--- The problem ---
Locate all lines with the word "importance" and copy them out.

--- Extracted records ---

-.-.-

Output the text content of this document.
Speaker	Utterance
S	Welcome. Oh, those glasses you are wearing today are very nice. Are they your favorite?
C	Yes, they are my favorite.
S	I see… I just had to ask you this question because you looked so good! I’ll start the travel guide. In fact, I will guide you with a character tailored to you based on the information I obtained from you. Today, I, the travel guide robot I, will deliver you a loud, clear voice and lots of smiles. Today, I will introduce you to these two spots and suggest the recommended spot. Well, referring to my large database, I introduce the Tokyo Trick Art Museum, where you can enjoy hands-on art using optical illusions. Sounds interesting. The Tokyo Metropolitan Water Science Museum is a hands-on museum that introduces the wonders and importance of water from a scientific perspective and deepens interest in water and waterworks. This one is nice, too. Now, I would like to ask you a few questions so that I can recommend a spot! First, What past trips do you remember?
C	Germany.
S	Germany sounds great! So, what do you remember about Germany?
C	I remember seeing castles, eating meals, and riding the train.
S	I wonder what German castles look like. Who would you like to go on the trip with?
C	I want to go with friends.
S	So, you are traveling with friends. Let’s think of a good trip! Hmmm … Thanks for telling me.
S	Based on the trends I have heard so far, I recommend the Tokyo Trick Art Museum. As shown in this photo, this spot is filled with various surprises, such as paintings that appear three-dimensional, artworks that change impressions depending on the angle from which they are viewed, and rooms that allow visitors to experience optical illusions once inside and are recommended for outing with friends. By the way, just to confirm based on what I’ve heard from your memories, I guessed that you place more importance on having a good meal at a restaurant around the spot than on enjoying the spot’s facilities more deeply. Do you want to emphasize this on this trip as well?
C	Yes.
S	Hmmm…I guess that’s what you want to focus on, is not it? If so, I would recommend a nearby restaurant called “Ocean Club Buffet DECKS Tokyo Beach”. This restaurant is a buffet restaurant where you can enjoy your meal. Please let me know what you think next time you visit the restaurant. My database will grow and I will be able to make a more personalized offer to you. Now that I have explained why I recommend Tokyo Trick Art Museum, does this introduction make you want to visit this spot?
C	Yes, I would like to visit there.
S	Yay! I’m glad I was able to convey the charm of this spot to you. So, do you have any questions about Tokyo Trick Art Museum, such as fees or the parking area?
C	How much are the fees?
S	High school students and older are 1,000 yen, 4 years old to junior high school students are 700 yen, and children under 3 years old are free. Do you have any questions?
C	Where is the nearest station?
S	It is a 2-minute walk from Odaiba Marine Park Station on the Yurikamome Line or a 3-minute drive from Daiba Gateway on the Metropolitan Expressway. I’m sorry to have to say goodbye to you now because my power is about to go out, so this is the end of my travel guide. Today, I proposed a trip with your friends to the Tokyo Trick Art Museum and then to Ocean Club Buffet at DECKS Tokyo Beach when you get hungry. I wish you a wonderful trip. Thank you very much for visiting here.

-.-.-

--- Task answer ---
S	I see… I just had to ask you this question because you looked so good! I’ll start the travel guide. In fact, I will guide you with a character tailored to you based on the information I obtained from you. Today, I, the travel guide robot I, will deliver you a loud, clear voice and lots of smiles. Today, I will introduce you to these two spots and suggest the recommended spot. Well, referring to my large database, I introduce the Tokyo Trick Art Museum, where you can enjoy hands-on art using optical illusions. Sounds interesting. The Tokyo Metropolitan Water Science Museum is a hands-on museum that introduces the wonders and importance of water from a scientific perspective and deepens interest in water and waterworks. This one is nice, too. Now, I would like to ask you a few questions so that I can recommend a spot! First, What past trips do you remember?
S	Based on the trends I have heard so far, I recommend the Tokyo Trick Art Museum. As shown in this photo, this spot is filled with various surprises, such as paintings that appear three-dimensional, artworks that change impressions depending on the angle from which they are viewed, and rooms that allow visitors to experience optical illusions once inside and are recommended for outing with friends. By the way, just to confirm based on what I’ve heard from your memories, I guessed that you place more importance on having a good meal at a restaurant around the spot than on enjoying the spot’s facilities more deeply. Do you want to emphasize this on this trip as well?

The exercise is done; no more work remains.